Task statement: The entries below should be output exactly as written.

Stored items from a collection
START

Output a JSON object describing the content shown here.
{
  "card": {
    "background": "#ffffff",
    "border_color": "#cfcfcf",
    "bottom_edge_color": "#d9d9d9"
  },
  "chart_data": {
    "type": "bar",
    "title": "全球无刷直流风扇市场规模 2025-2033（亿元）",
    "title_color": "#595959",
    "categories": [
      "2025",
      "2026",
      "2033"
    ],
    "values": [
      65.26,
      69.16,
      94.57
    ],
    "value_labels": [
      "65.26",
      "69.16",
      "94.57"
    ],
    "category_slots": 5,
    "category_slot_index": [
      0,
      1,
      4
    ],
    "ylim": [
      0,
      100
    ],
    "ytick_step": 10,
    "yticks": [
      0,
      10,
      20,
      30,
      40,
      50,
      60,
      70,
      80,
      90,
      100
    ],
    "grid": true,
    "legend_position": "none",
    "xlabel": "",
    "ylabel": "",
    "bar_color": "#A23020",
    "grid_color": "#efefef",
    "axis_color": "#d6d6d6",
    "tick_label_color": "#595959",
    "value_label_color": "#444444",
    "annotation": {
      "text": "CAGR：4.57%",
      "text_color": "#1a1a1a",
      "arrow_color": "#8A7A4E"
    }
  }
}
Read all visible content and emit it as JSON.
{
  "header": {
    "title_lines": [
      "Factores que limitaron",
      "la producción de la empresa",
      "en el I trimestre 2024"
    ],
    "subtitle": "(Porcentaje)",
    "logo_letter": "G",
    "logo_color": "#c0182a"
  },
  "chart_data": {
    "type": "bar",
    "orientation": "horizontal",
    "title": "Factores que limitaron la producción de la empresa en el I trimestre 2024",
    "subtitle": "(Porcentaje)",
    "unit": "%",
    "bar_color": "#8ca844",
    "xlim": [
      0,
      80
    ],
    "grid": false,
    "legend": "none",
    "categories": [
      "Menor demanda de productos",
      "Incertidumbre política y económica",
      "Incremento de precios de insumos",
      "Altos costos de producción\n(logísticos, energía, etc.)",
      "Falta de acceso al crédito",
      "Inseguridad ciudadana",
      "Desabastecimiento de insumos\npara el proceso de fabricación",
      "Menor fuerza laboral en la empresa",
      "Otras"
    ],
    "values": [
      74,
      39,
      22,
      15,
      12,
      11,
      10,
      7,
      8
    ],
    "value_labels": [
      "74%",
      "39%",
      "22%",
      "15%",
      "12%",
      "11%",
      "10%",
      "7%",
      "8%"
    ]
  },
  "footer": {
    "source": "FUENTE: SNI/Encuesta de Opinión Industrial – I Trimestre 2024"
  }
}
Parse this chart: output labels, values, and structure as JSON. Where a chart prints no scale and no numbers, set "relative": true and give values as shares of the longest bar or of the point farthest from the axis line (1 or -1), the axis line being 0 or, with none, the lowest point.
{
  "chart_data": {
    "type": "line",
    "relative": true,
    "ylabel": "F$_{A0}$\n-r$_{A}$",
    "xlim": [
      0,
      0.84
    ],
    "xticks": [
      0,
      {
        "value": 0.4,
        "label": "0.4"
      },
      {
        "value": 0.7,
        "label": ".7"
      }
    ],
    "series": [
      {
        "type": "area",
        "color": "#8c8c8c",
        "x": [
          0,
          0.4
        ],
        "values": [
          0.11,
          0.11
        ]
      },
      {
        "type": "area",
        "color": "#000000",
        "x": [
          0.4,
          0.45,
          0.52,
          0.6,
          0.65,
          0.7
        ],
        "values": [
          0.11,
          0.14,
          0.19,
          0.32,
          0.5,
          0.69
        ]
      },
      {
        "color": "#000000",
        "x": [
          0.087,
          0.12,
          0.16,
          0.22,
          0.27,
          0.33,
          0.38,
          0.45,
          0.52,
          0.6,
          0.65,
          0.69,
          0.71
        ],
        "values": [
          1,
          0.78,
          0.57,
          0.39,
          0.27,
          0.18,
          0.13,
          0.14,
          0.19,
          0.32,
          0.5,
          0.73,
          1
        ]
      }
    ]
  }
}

END

Answer to this exercise:
Output a JSON object describing the content shown here.
{
  "card": {
    "background": "#ffffff",
    "border_color": "#cfcfcf",
    "bottom_edge_color": "#d9d9d9"
  },
  "chart_data": {
    "type": "bar",
    "title": "全球无刷直流风扇市场规模 2025-2033（亿元）",
    "title_color": "#595959",
    "categories": [
      "2025",
      "2026",
      "2033"
    ],
    "values": [
      65.26,
      69.16,
      94.57
    ],
    "value_labels": [
      "65.26",
      "69.16",
      "94.57"
    ],
    "category_slots": 5,
    "category_slot_index": [
      0,
      1,
      4
    ],
    "ylim": [
      0,
      100
    ],
    "ytick_step": 10,
    "yticks": [
      0,
      10,
      20,
      30,
      40,
      50,
      60,
      70,
      80,
      90,
      100
    ],
    "grid": true,
    "legend_position": "none",
    "xlabel": "",
    "ylabel": "",
    "bar_color": "#A23020",
    "grid_color": "#efefef",
    "axis_color": "#d6d6d6",
    "tick_label_color": "#595959",
    "value_label_color": "#444444",
    "annotation": {
      "text": "CAGR：4.57%",
      "text_color": "#1a1a1a",
      "arrow_color": "#8A7A4E"
    }
  }
}
Read all visible content and emit it as JSON.
{
  "header": {
    "title_lines": [
      "Factores que limitaron",
      "la producción de la empresa",
      "en el I trimestre 2024"
    ],
    "subtitle": "(Porcentaje)",
    "logo_letter": "G",
    "logo_color": "#c0182a"
  },
  "chart_data": {
    "type": "bar",
    "orientation": "horizontal",
    "title": "Factores que limitaron la producción de la empresa en el I trimestre 2024",
    "subtitle": "(Porcentaje)",
    "unit": "%",
    "bar_color": "#8ca844",
    "xlim": [
      0,
      80
    ],
    "grid": false,
    "legend": "none",
    "categories": [
      "Menor demanda de productos",
      "Incertidumbre política y económica",
      "Incremento de precios de insumos",
      "Altos costos de producción\n(logísticos, energía, etc.)",
      "Falta de acceso al crédito",
      "Inseguridad ciudadana",
      "Desabastecimiento de insumos\npara el proceso de fabricación",
      "Menor fuerza laboral en la empresa",
      "Otras"
    ],
    "values": [
      74,
      39,
      22,
      15,
      12,
      11,
      10,
      7,
      8
    ],
    "value_labels": [
      "74%",
      "39%",
      "22%",
      "15%",
      "12%",
      "11%",
      "10%",
      "7%",
      "8%"
    ]
  },
  "footer": {
    "source": "FUENTE: SNI/Encuesta de Opinión Industrial – I Trimestre 2024"
  }
}
Parse this chart: output labels, values, and structure as JSON. Where a chart prints no scale and no numbers, set "relative": true and give values as shares of the longest bar or of the point farthest from the axis line (1 or -1), the axis line being 0 or, with none, the lowest point.
{
  "chart_data": {
    "type": "line",
    "relative": true,
    "ylabel": "F$_{A0}$\n-r$_{A}$",
    "xlim": [
      0,
      0.84
    ],
    "xticks": [
      0,
      {
        "value": 0.4,
        "label": "0.4"
      },
      {
        "value": 0.7,
        "label": ".7"
      }
    ],
    "series": [
      {
        "type": "area",
        "color": "#8c8c8c",
        "x": [
          0,
          0.4
        ],
        "values": [
          0.11,
          0.11
        ]
      },
      {
        "type": "area",
        "color": "#000000",
        "x": [
          0.4,
          0.45,
          0.52,
          0.6,
          0.65,
          0.7
        ],
        "values": [
          0.11,
          0.14,
          0.19,
          0.32,
          0.5,
          0.69
        ]
      },
      {
        "color": "#000000",
        "x": [
          0.087,
          0.12,
          0.16,
          0.22,
          0.27,
          0.33,
          0.38,
          0.45,
          0.52,
          0.6,
          0.65,
          0.69,
          0.71
        ],
        "values": [
          1,
          0.78,
          0.57,
          0.39,
          0.27,
          0.18,
          0.13,
          0.14,
          0.19,
          0.32,
          0.5,
          0.73,
          1
        ]
      }
    ]
  }
}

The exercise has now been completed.